[Items from a data source]

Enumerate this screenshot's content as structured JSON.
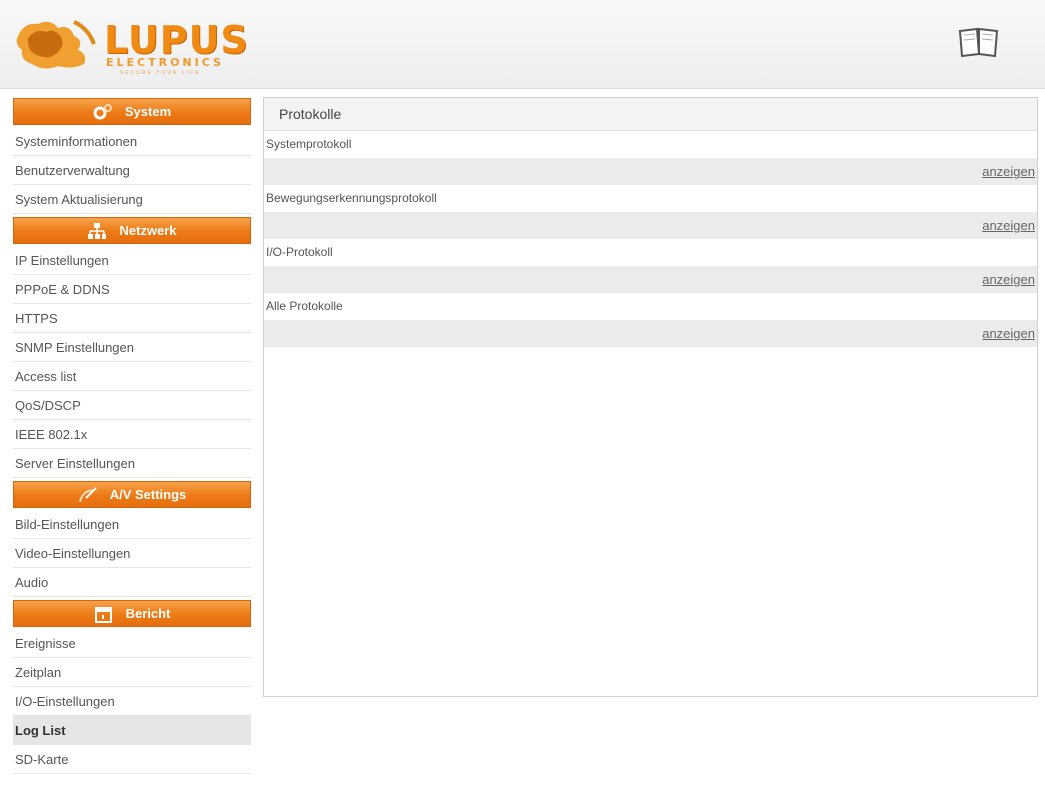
{
  "header": {
    "brand_name": "LUPUS",
    "brand_sub": "ELECTRONICS",
    "brand_tagline": "SECURE YOUR LIFE",
    "icon": "book-icon"
  },
  "sidebar": {
    "sections": [
      {
        "title": "System",
        "icon": "gears-icon",
        "items": [
          "Systeminformationen",
          "Benutzerverwaltung",
          "System Aktualisierung"
        ]
      },
      {
        "title": "Netzwerk",
        "icon": "network-icon",
        "items": [
          "IP Einstellungen",
          "PPPoE & DDNS",
          "HTTPS",
          "SNMP Einstellungen",
          "Access list",
          "QoS/DSCP",
          "IEEE 802.1x",
          "Server Einstellungen"
        ]
      },
      {
        "title": "A/V Settings",
        "icon": "satellite-icon",
        "items": [
          "Bild-Einstellungen",
          "Video-Einstellungen",
          "Audio"
        ]
      },
      {
        "title": "Bericht",
        "icon": "calendar-icon",
        "items": [
          "Ereignisse",
          "Zeitplan",
          "I/O-Einstellungen",
          "Log List",
          "SD-Karte"
        ]
      }
    ],
    "active_item": "Log List"
  },
  "main": {
    "title": "Protokolle",
    "logs": [
      {
        "label": "Systemprotokoll",
        "link": "anzeigen"
      },
      {
        "label": "Bewegungserkennungsprotokoll",
        "link": "anzeigen"
      },
      {
        "label": "I/O-Protokoll",
        "link": "anzeigen"
      },
      {
        "label": "Alle Protokolle",
        "link": "anzeigen"
      }
    ]
  },
  "colors": {
    "accent": "#ec7a16",
    "brand": "#f08a12"
  }
}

DIRECTIVE:
Report only how many lines in the records contain the word "label".

TASK RESULT:
4